WORK TO COMPLETE = Repeat every record below exactly, omitting any pictures.

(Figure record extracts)
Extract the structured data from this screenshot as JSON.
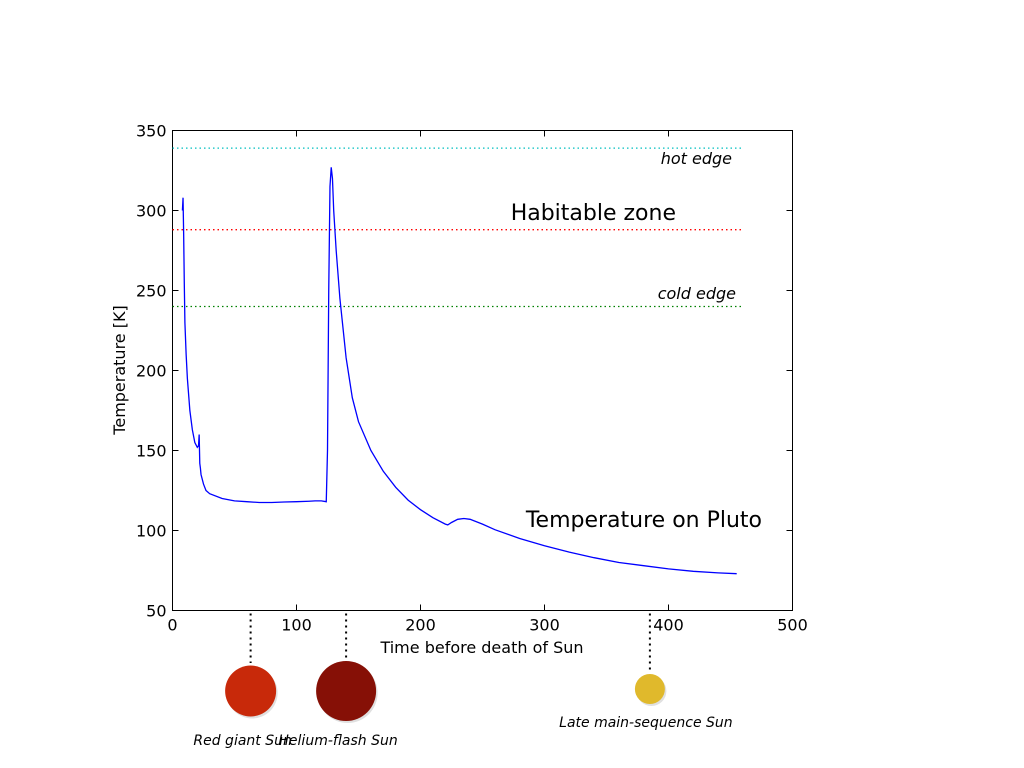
{
  "chart_data": {
    "type": "line",
    "xlabel": "Time before death of Sun",
    "ylabel": "Temperature [K]",
    "xlim": [
      0,
      500
    ],
    "ylim": [
      50,
      350
    ],
    "xticks": [
      "0",
      "100",
      "200",
      "300",
      "400",
      "500"
    ],
    "yticks": [
      "50",
      "100",
      "150",
      "200",
      "250",
      "300",
      "350"
    ],
    "grid": false,
    "series": [
      {
        "name": "Temperature on Pluto",
        "color": "#0000ff",
        "x": [
          8,
          8.5,
          9,
          9.5,
          10,
          11,
          12,
          14,
          16,
          18,
          20,
          21,
          21.5,
          22,
          22.5,
          23,
          25,
          27,
          30,
          40,
          50,
          60,
          70,
          80,
          90,
          100,
          110,
          115,
          120,
          124,
          125,
          126,
          127,
          128,
          129,
          130,
          132,
          135,
          140,
          145,
          150,
          160,
          170,
          180,
          190,
          200,
          210,
          220,
          222,
          225,
          230,
          235,
          240,
          250,
          260,
          280,
          300,
          320,
          340,
          360,
          380,
          400,
          420,
          440,
          455
        ],
        "y": [
          300,
          308,
          285,
          255,
          230,
          210,
          195,
          175,
          163,
          155,
          152,
          153,
          160,
          142,
          139,
          135,
          129,
          125,
          123,
          120,
          118.5,
          118,
          117.5,
          117.5,
          117.8,
          118,
          118.3,
          118.5,
          118.5,
          118,
          150,
          250,
          315,
          327,
          320,
          300,
          275,
          245,
          208,
          183,
          168,
          150,
          137,
          127,
          119,
          113,
          108,
          104,
          103.5,
          105,
          107,
          107.5,
          107,
          104,
          100.5,
          95,
          90.5,
          86.5,
          83,
          80,
          78,
          76,
          74.5,
          73.5,
          73
        ]
      }
    ],
    "reference_lines": [
      {
        "name": "hot edge",
        "y": 339,
        "color": "#00bfbf",
        "x_end": 460
      },
      {
        "name": "Habitable zone",
        "y": 288,
        "color": "#ff0000",
        "x_end": 460
      },
      {
        "name": "cold edge",
        "y": 240,
        "color": "#008000",
        "x_end": 460
      }
    ],
    "annotations": {
      "hot_edge": "hot edge",
      "habitable_zone": "Habitable zone",
      "cold_edge": "cold edge",
      "pluto": "Temperature on Pluto"
    },
    "sun_markers": [
      {
        "label": "Red giant Sun",
        "x": 63,
        "color": "#c8290a",
        "size": "medium"
      },
      {
        "label": "Helium-flash Sun",
        "x": 140,
        "color": "#861006",
        "size": "large"
      },
      {
        "label": "Late main-sequence Sun",
        "x": 385,
        "color": "#e0b92c",
        "size": "small"
      }
    ]
  }
}
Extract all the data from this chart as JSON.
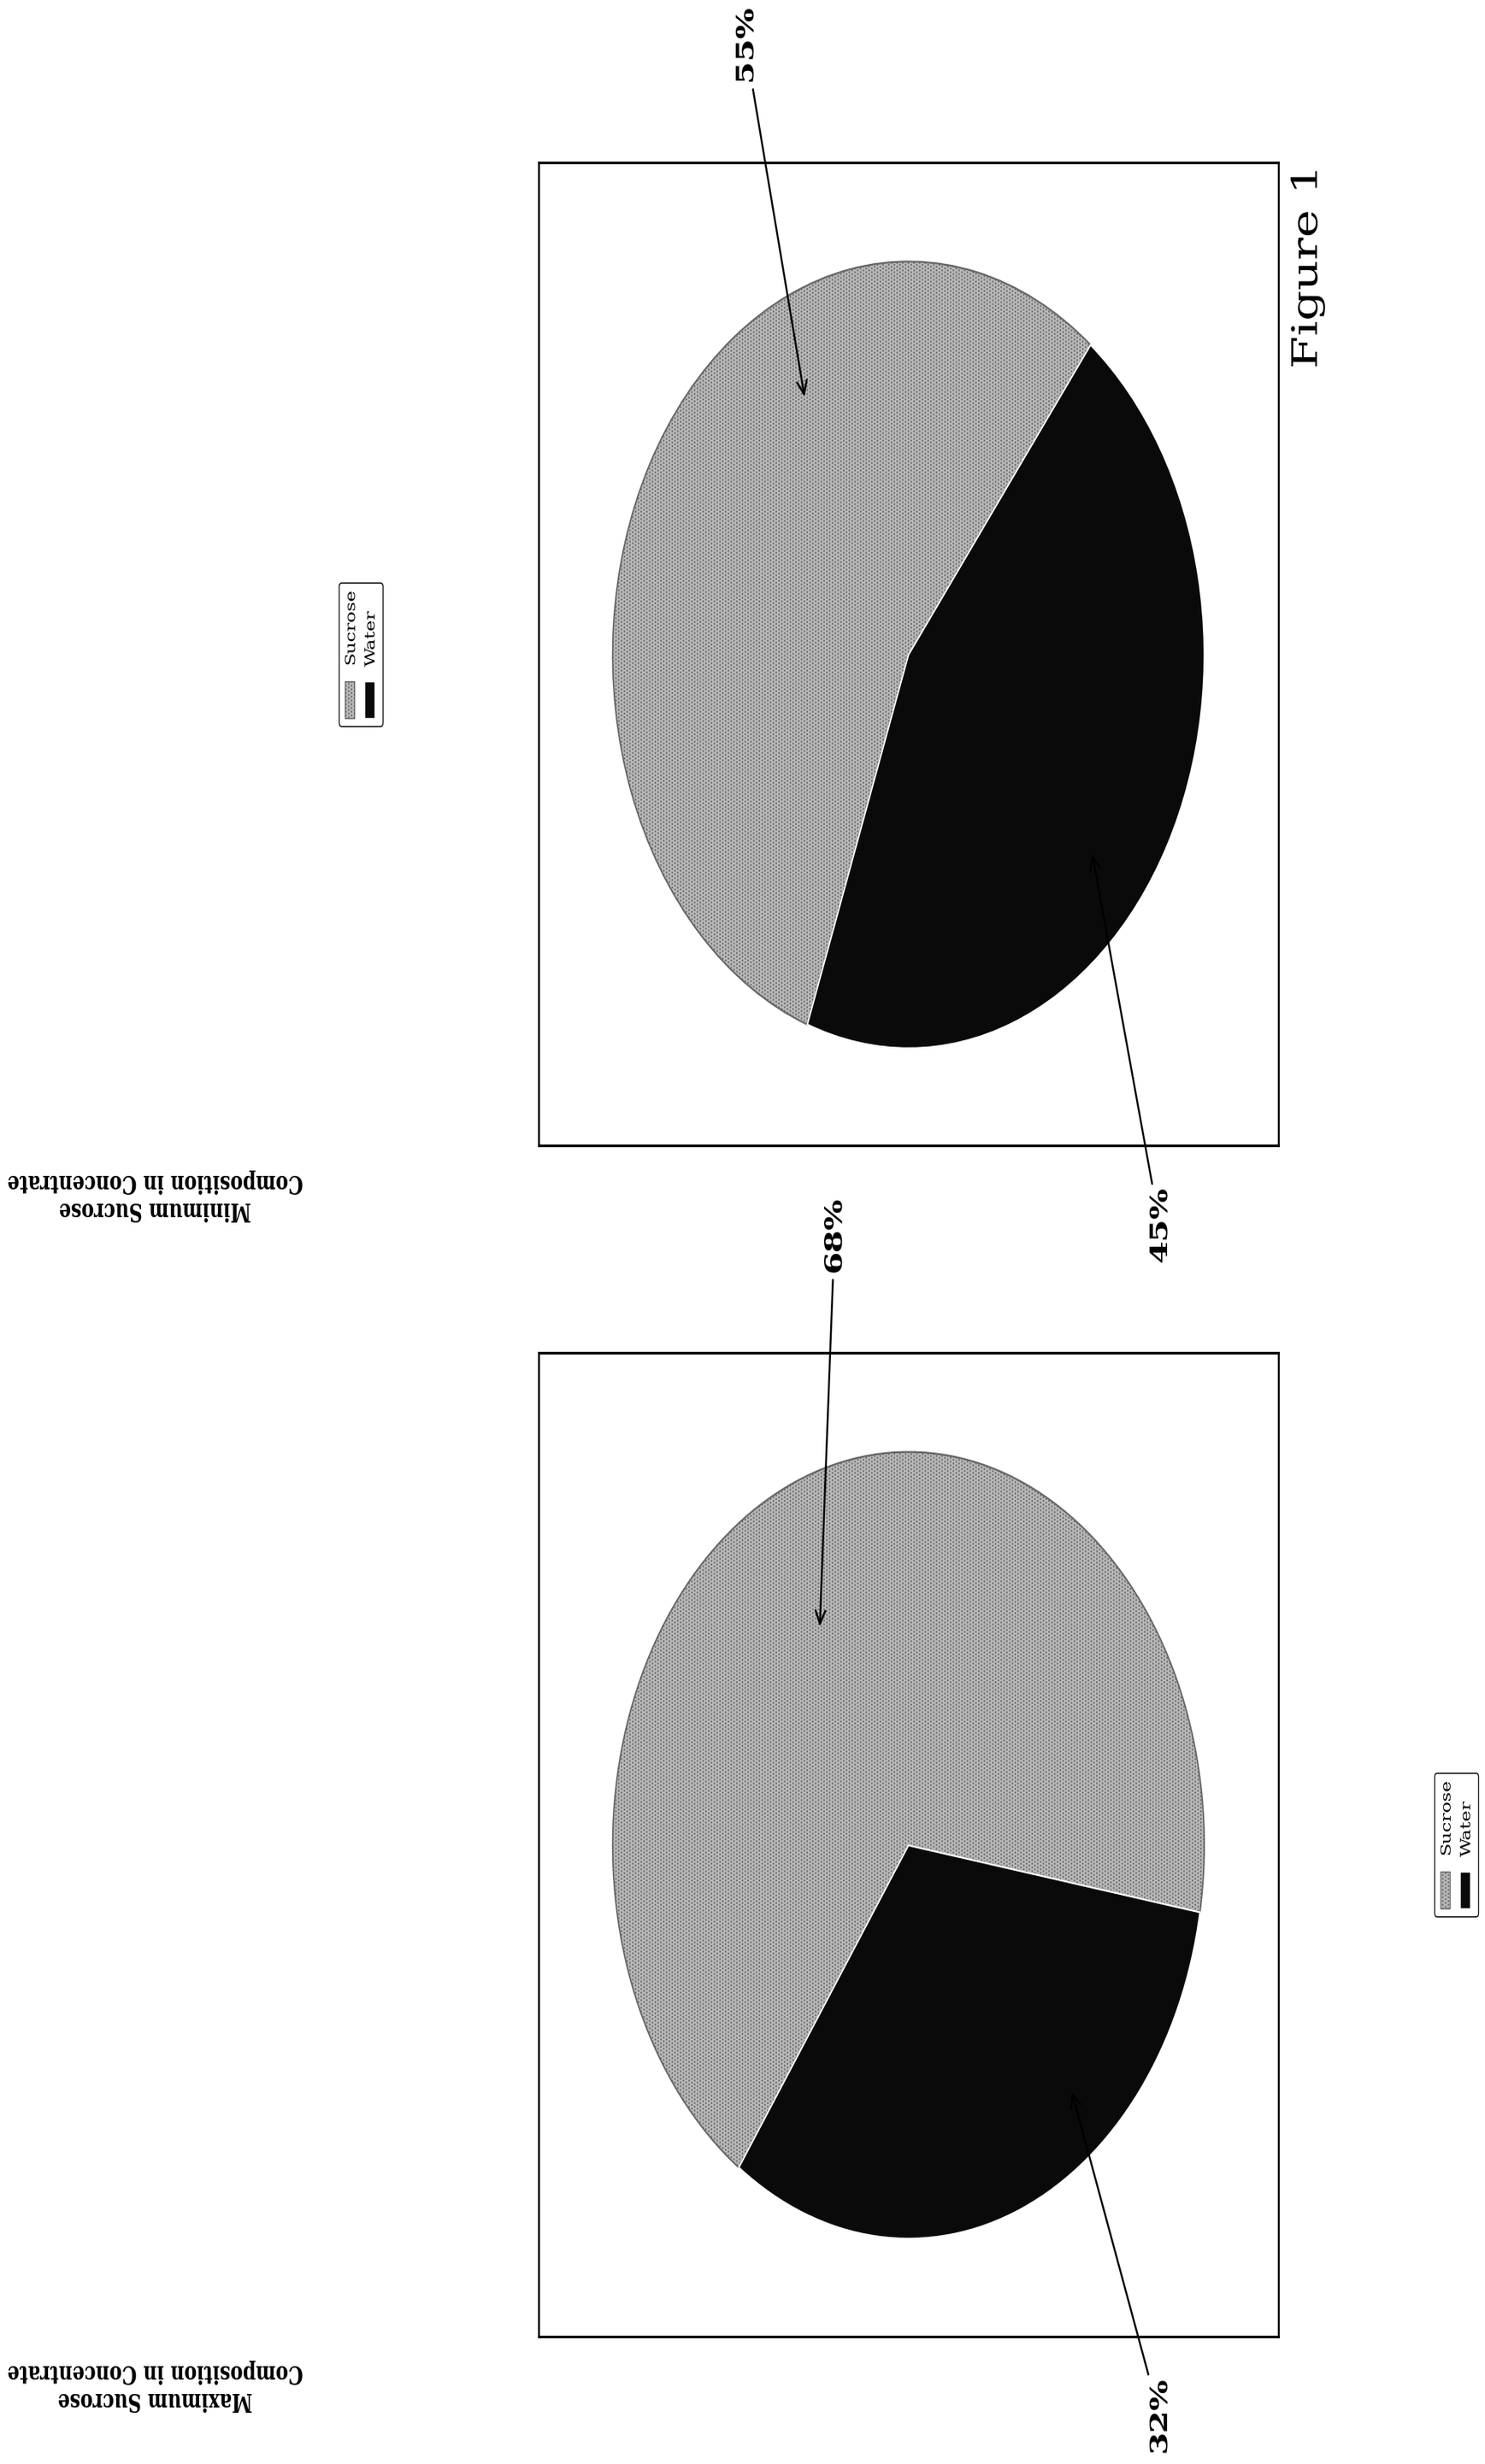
{
  "figure_title": "Figure 1",
  "chart1": {
    "title": "Maximum Sucrose\nComposition in Concentrate",
    "sucrose_pct": 68,
    "water_pct": 32,
    "sucrose_label": "68%",
    "water_label": "32%",
    "colors": [
      "#b8b8b8",
      "#0a0a0a"
    ],
    "legend_labels": [
      "Sucrose",
      "Water"
    ]
  },
  "chart2": {
    "title": "Minimum Sucrose\nComposition in Concentrate",
    "sucrose_pct": 55,
    "water_pct": 45,
    "sucrose_label": "55%",
    "water_label": "45%",
    "colors": [
      "#b8b8b8",
      "#0a0a0a"
    ],
    "legend_labels": [
      "Sucrose",
      "Water"
    ]
  },
  "background_color": "#ffffff",
  "text_color": "#000000",
  "font_size_title": 20,
  "font_size_pct": 26,
  "font_size_legend": 15,
  "font_size_figure_title": 38
}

REPLY TO THE TASK =
Extract the structured data from this screenshot as JSON.
{
  "chart_data": {
    "type": "line",
    "xlabel": "Time before death of Sun",
    "ylabel": "Temperature [K]",
    "xlim": [
      0,
      500
    ],
    "ylim": [
      50,
      350
    ],
    "xticks": [
      "0",
      "100",
      "200",
      "300",
      "400",
      "500"
    ],
    "yticks": [
      "50",
      "100",
      "150",
      "200",
      "250",
      "300",
      "350"
    ],
    "grid": false,
    "series": [
      {
        "name": "Temperature on Pluto",
        "color": "#0000ff",
        "x": [
          8,
          8.5,
          9,
          9.5,
          10,
          11,
          12,
          14,
          16,
          18,
          20,
          21,
          21.5,
          22,
          22.5,
          23,
          25,
          27,
          30,
          40,
          50,
          60,
          70,
          80,
          90,
          100,
          110,
          115,
          120,
          124,
          125,
          126,
          127,
          128,
          129,
          130,
          132,
          135,
          140,
          145,
          150,
          160,
          170,
          180,
          190,
          200,
          210,
          220,
          222,
          225,
          230,
          235,
          240,
          250,
          260,
          280,
          300,
          320,
          340,
          360,
          380,
          400,
          420,
          440,
          455
        ],
        "y": [
          300,
          308,
          285,
          255,
          230,
          210,
          195,
          175,
          163,
          155,
          152,
          153,
          160,
          142,
          139,
          135,
          129,
          125,
          123,
          120,
          118.5,
          118,
          117.5,
          117.5,
          117.8,
          118,
          118.3,
          118.5,
          118.5,
          118,
          150,
          250,
          315,
          327,
          320,
          300,
          275,
          245,
          208,
          183,
          168,
          150,
          137,
          127,
          119,
          113,
          108,
          104,
          103.5,
          105,
          107,
          107.5,
          107,
          104,
          100.5,
          95,
          90.5,
          86.5,
          83,
          80,
          78,
          76,
          74.5,
          73.5,
          73
        ]
      }
    ],
    "reference_lines": [
      {
        "name": "hot edge",
        "y": 339,
        "color": "#00bfbf",
        "x_end": 460
      },
      {
        "name": "Habitable zone",
        "y": 288,
        "color": "#ff0000",
        "x_end": 460
      },
      {
        "name": "cold edge",
        "y": 240,
        "color": "#008000",
        "x_end": 460
      }
    ],
    "annotations": {
      "hot_edge": "hot edge",
      "habitable_zone": "Habitable zone",
      "cold_edge": "cold edge",
      "pluto": "Temperature on Pluto"
    },
    "sun_markers": [
      {
        "label": "Red giant Sun",
        "x": 63,
        "color": "#c8290a",
        "size": "medium"
      },
      {
        "label": "Helium-flash Sun",
        "x": 140,
        "color": "#861006",
        "size": "large"
      },
      {
        "label": "Late main-sequence Sun",
        "x": 385,
        "color": "#e0b92c",
        "size": "small"
      }
    ]
  }
}
Extract all the data from this chart as JSON.
{
  "figure_title": "Figure 1",
  "chart1": {
    "title": "Maximum Sucrose\nComposition in Concentrate",
    "sucrose_pct": 68,
    "water_pct": 32,
    "sucrose_label": "68%",
    "water_label": "32%",
    "colors": [
      "#b8b8b8",
      "#0a0a0a"
    ],
    "legend_labels": [
      "Sucrose",
      "Water"
    ]
  },
  "chart2": {
    "title": "Minimum Sucrose\nComposition in Concentrate",
    "sucrose_pct": 55,
    "water_pct": 45,
    "sucrose_label": "55%",
    "water_label": "45%",
    "colors": [
      "#b8b8b8",
      "#0a0a0a"
    ],
    "legend_labels": [
      "Sucrose",
      "Water"
    ]
  },
  "background_color": "#ffffff",
  "text_color": "#000000",
  "font_size_title": 20,
  "font_size_pct": 26,
  "font_size_legend": 15,
  "font_size_figure_title": 38
}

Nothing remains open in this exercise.